### Written request
Every line of the data must be copied exactly.

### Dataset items
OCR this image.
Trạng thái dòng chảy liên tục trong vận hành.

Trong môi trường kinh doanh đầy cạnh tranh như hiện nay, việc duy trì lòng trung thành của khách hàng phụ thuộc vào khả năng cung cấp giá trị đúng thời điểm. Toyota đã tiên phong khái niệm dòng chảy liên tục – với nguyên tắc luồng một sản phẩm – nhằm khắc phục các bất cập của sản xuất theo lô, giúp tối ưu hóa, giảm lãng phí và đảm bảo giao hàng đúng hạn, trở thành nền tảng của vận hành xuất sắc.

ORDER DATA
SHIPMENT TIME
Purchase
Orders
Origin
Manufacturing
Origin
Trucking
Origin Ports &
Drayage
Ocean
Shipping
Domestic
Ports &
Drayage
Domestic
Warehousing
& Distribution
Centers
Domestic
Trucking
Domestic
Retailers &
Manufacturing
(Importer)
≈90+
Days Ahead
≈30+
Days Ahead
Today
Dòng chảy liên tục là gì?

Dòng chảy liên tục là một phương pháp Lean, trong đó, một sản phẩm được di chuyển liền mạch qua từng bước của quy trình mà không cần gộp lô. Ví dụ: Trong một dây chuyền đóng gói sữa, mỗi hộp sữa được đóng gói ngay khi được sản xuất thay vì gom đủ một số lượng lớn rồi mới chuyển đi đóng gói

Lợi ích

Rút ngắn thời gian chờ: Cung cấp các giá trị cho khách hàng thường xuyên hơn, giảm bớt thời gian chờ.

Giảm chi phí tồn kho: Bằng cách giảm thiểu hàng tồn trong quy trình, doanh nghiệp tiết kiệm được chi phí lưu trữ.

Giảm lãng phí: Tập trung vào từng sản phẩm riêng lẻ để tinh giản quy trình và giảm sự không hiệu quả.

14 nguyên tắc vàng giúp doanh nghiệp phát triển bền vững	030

### Solution
OCR this image.
Trạng thái dòng chảy liên tục trong vận hành.

Trong môi trường kinh doanh đầy cạnh tranh như hiện nay, việc duy trì lòng trung thành của khách hàng phụ thuộc vào khả năng cung cấp giá trị đúng thời điểm. Toyota đã tiên phong khái niệm dòng chảy liên tục – với nguyên tắc luồng một sản phẩm – nhằm khắc phục các bất cập của sản xuất theo lô, giúp tối ưu hóa, giảm lãng phí và đảm bảo giao hàng đúng hạn, trở thành nền tảng của vận hành xuất sắc.

ORDER DATA
SHIPMENT TIME
Purchase
Orders
Origin
Manufacturing
Origin
Trucking
Origin Ports &
Drayage
Ocean
Shipping
Domestic
Ports &
Drayage
Domestic
Warehousing
& Distribution
Centers
Domestic
Trucking
Domestic
Retailers &
Manufacturing
(Importer)
≈90+
Days Ahead
≈30+
Days Ahead
Today
Dòng chảy liên tục là gì?

Dòng chảy liên tục là một phương pháp Lean, trong đó, một sản phẩm được di chuyển liền mạch qua từng bước của quy trình mà không cần gộp lô. Ví dụ: Trong một dây chuyền đóng gói sữa, mỗi hộp sữa được đóng gói ngay khi được sản xuất thay vì gom đủ một số lượng lớn rồi mới chuyển đi đóng gói

Lợi ích

Rút ngắn thời gian chờ: Cung cấp các giá trị cho khách hàng thường xuyên hơn, giảm bớt thời gian chờ.

Giảm chi phí tồn kho: Bằng cách giảm thiểu hàng tồn trong quy trình, doanh nghiệp tiết kiệm được chi phí lưu trữ.

Giảm lãng phí: Tập trung vào từng sản phẩm riêng lẻ để tinh giản quy trình và giảm sự không hiệu quả.

14 nguyên tắc vàng giúp doanh nghiệp phát triển bền vững	030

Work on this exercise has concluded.